→ TASK OBJECTIVE:
Count lines with "内箱尺寸" in them. Report only the total.

======== INPUT ROWS

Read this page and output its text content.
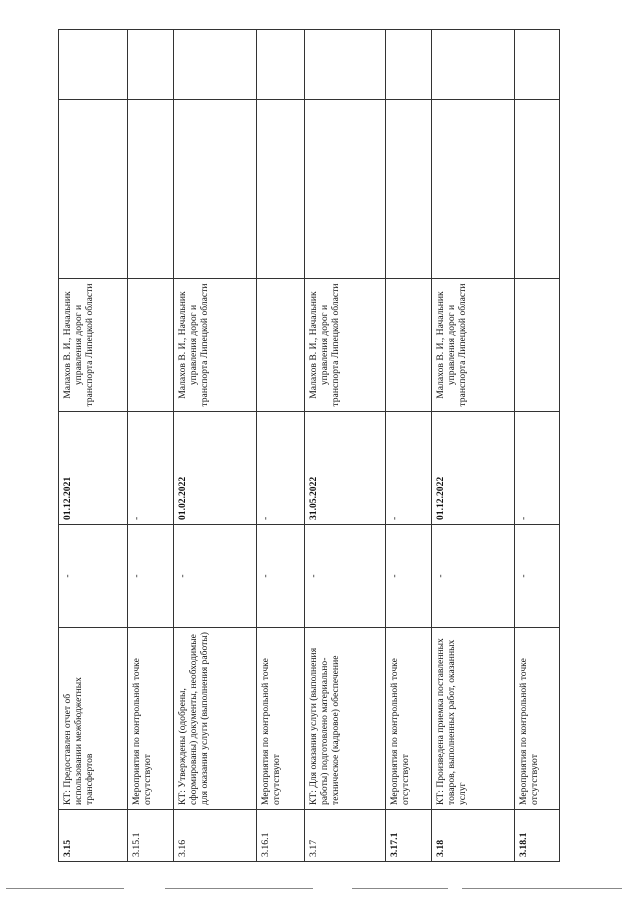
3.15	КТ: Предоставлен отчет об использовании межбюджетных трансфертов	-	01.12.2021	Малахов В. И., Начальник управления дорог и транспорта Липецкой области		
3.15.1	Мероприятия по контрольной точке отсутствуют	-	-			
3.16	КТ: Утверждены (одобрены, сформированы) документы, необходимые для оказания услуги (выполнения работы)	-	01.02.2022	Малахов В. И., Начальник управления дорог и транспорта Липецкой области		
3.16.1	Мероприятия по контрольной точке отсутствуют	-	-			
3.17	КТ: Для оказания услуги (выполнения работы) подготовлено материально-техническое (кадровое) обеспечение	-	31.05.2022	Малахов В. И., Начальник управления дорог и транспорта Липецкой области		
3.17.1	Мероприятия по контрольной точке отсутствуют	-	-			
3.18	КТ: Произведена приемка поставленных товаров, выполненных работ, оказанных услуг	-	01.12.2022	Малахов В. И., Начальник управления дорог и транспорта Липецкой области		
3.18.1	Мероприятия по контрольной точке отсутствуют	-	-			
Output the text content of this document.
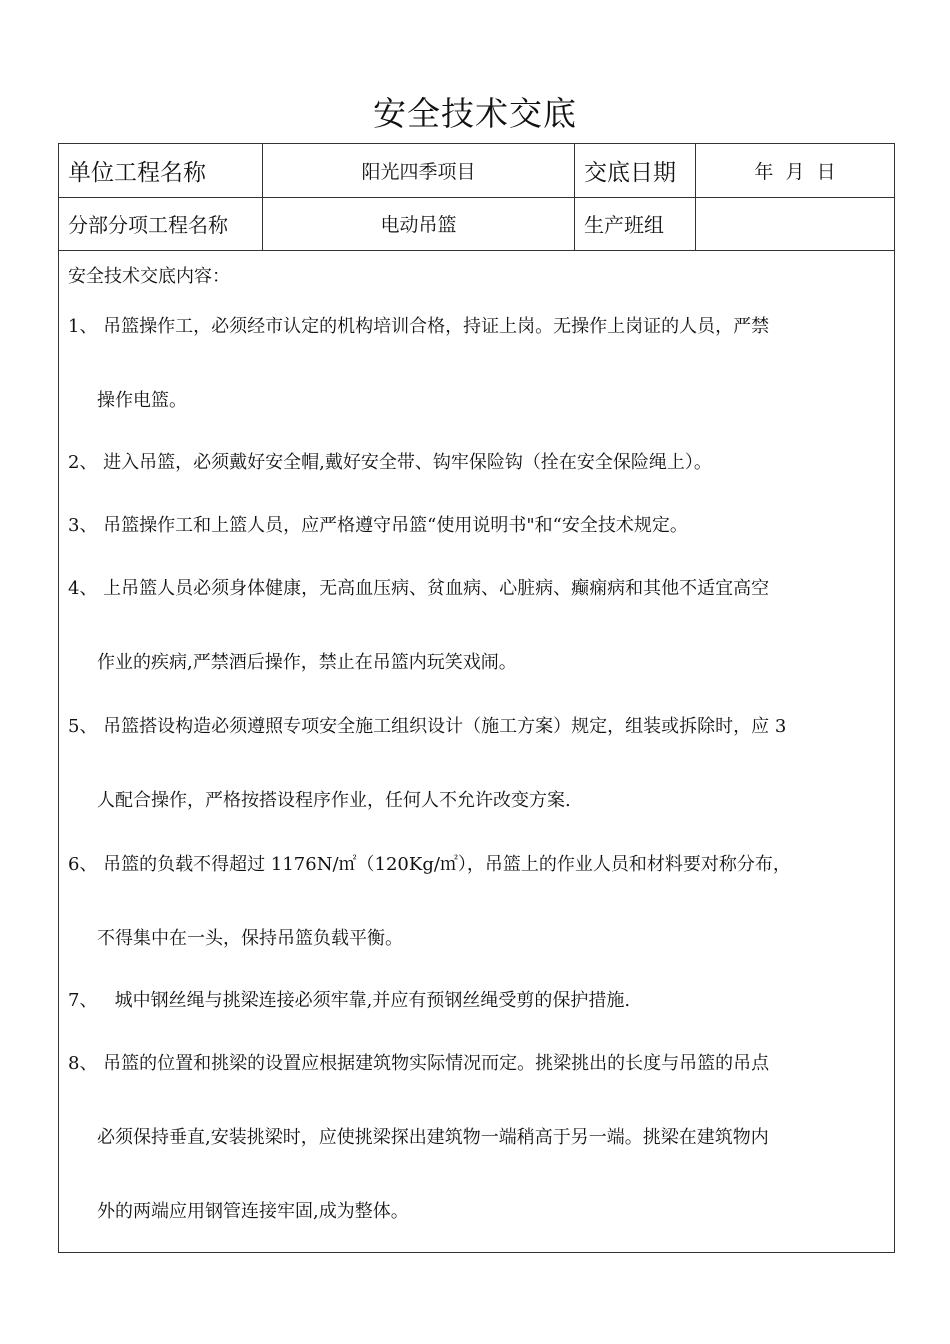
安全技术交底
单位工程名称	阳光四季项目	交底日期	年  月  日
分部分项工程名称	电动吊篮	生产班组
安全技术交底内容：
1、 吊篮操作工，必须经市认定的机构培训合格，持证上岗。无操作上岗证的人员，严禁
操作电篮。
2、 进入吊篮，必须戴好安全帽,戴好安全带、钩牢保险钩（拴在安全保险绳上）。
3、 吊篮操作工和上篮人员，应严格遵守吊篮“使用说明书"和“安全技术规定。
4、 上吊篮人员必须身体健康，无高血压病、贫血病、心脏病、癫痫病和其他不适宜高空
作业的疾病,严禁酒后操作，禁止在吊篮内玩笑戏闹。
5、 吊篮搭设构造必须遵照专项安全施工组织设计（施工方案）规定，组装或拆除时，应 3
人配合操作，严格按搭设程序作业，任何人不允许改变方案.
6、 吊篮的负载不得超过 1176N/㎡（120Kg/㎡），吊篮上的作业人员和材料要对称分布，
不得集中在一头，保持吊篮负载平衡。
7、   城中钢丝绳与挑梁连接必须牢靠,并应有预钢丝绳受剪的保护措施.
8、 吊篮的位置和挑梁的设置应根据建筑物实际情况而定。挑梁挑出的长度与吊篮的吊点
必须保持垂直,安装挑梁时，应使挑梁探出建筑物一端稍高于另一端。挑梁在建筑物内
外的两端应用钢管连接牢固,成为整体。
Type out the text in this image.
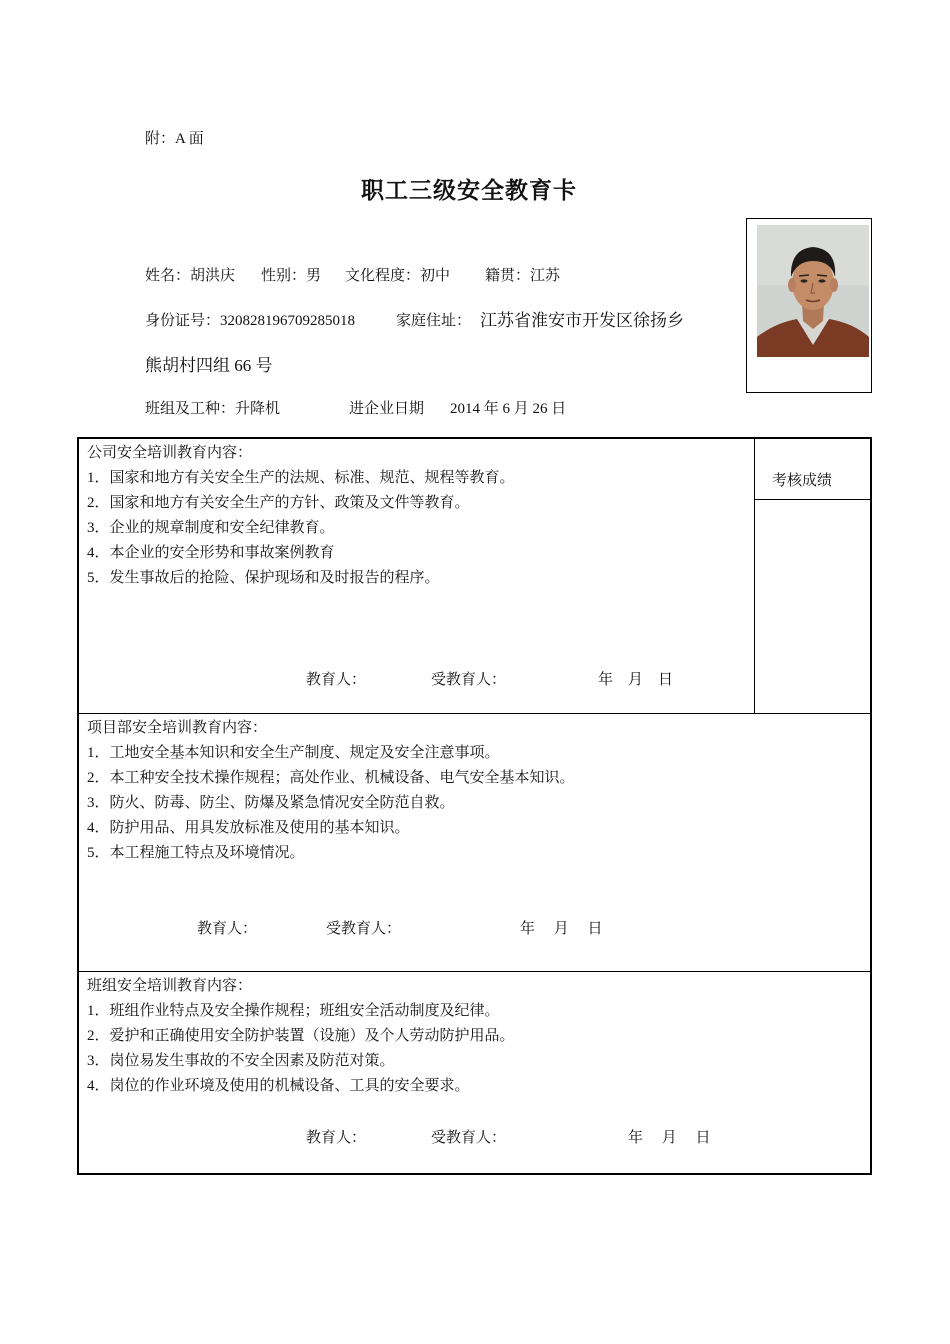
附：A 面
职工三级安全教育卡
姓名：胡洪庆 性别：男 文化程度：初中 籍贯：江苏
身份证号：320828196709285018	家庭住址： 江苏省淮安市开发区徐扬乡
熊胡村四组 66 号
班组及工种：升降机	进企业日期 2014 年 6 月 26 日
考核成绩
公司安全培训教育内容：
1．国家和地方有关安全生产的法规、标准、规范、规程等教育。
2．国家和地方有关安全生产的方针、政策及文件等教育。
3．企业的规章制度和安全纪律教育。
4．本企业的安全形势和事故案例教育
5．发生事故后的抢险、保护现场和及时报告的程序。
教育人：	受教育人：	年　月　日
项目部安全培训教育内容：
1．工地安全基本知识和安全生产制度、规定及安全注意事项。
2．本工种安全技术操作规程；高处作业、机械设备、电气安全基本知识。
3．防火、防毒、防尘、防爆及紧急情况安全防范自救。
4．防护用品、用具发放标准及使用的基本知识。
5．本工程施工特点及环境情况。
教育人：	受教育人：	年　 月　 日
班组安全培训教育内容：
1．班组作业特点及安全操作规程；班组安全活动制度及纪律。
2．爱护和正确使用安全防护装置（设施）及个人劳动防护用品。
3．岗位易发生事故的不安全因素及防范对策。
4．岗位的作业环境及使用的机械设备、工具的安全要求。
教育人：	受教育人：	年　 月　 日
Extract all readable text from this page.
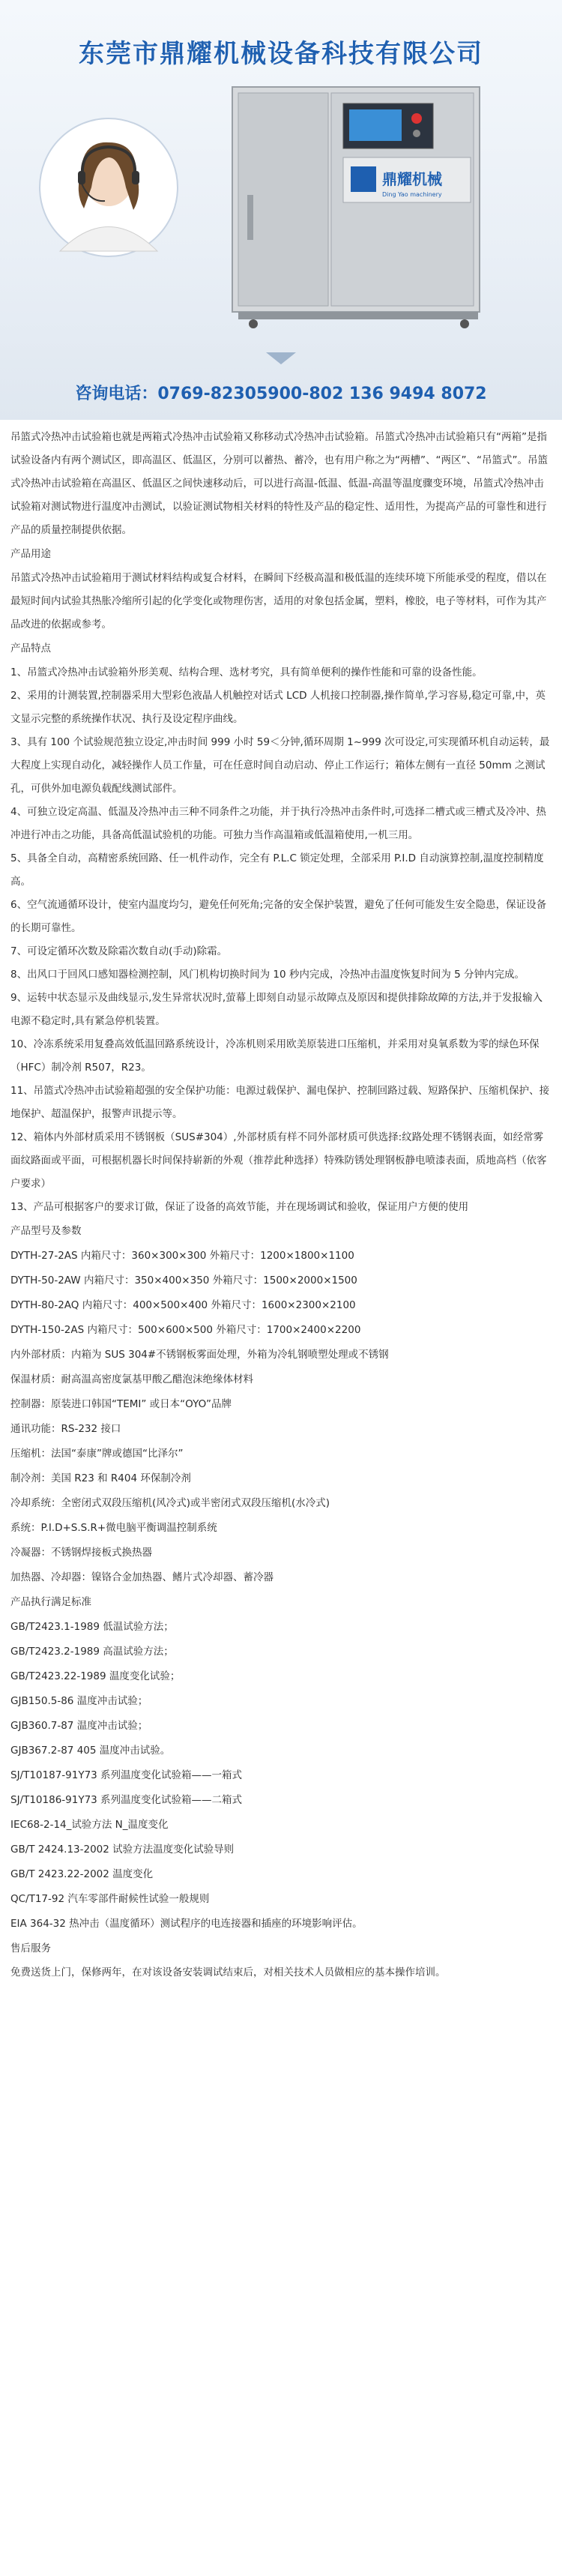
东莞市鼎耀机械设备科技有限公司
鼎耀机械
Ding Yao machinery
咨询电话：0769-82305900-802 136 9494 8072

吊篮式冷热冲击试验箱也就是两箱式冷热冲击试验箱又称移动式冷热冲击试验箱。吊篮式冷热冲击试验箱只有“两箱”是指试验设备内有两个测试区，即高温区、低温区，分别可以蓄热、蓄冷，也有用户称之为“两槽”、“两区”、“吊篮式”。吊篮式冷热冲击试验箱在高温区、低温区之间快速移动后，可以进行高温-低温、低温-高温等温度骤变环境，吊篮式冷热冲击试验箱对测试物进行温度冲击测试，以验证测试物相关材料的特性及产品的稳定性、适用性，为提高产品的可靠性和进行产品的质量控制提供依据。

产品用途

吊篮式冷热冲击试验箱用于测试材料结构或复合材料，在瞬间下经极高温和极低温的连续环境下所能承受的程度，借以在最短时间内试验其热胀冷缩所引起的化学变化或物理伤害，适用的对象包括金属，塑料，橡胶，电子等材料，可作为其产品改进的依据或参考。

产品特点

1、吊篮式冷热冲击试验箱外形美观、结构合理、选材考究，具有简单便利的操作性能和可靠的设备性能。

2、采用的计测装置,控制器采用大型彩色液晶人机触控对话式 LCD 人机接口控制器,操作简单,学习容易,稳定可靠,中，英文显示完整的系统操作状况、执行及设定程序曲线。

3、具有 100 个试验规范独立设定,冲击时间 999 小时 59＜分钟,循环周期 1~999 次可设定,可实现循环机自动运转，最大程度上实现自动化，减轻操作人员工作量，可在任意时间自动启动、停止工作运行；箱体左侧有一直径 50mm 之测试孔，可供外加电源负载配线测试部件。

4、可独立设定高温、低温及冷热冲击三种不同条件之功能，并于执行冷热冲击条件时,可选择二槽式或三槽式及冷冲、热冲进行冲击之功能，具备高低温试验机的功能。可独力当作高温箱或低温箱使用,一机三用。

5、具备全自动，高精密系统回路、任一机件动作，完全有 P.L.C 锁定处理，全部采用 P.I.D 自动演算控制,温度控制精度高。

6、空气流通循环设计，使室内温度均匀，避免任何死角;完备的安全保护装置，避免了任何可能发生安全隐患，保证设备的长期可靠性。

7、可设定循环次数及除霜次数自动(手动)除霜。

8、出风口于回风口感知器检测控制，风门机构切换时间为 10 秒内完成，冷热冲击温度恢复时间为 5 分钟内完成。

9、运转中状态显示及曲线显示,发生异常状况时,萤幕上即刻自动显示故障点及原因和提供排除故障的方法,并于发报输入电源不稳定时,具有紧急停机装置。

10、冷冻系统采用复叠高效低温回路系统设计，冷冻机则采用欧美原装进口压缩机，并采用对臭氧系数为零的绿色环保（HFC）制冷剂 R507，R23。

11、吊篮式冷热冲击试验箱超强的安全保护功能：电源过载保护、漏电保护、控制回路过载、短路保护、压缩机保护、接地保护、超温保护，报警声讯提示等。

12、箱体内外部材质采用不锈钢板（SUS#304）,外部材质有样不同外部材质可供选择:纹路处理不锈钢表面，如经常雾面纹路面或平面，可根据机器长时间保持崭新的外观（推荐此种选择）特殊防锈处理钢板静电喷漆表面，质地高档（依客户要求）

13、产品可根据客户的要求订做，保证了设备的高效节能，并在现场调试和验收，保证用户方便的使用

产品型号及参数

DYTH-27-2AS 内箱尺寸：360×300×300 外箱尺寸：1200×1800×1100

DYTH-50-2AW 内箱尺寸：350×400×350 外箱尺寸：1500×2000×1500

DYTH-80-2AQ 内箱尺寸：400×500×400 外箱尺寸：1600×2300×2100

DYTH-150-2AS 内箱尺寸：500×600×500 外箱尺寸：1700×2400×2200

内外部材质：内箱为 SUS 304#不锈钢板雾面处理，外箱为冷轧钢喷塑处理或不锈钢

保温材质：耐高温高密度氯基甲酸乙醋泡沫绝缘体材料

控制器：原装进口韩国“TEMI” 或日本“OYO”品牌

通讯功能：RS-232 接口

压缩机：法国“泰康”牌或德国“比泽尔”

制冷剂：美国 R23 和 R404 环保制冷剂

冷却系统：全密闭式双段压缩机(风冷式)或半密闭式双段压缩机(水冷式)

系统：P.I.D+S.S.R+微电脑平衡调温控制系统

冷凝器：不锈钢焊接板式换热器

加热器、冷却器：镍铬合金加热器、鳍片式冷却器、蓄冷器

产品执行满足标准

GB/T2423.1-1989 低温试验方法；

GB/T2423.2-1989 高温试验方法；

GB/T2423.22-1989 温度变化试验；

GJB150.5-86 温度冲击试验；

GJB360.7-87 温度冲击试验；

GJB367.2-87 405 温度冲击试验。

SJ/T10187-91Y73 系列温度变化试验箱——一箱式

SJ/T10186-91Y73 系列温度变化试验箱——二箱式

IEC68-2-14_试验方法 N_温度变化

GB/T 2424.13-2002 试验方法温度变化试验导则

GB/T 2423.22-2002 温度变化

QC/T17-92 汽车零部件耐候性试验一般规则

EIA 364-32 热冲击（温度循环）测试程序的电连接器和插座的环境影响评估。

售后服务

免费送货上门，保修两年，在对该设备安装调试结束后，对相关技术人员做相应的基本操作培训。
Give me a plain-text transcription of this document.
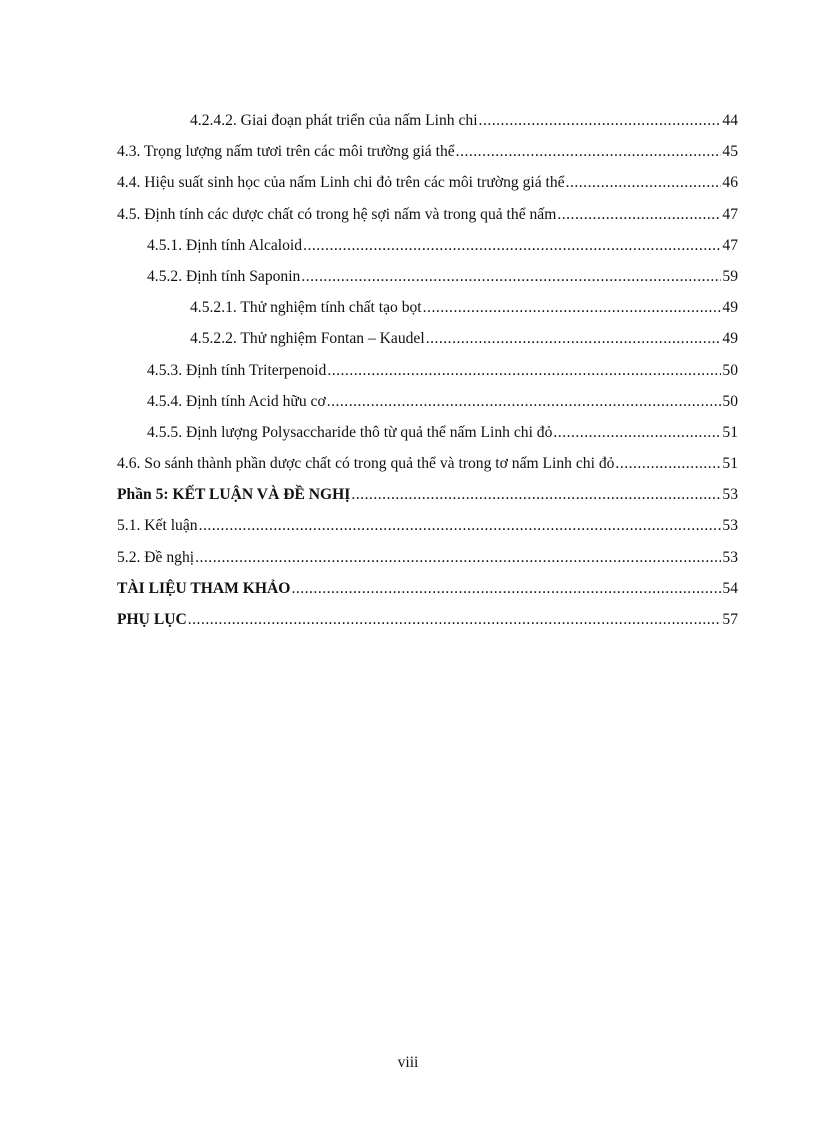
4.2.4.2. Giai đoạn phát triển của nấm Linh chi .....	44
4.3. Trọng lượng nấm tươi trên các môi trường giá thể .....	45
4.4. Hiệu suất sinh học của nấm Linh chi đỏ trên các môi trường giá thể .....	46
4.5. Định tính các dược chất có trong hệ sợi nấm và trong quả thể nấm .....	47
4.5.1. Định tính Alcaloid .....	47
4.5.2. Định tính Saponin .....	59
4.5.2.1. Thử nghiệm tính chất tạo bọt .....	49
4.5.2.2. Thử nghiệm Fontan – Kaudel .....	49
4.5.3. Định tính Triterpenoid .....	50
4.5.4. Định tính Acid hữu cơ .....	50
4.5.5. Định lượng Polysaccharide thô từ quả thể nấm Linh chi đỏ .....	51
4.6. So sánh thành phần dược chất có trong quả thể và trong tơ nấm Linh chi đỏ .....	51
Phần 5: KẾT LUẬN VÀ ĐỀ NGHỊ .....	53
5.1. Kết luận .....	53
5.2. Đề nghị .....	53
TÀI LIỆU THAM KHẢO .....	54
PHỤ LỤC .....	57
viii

================

→ EXERCISE RESPONSE:
4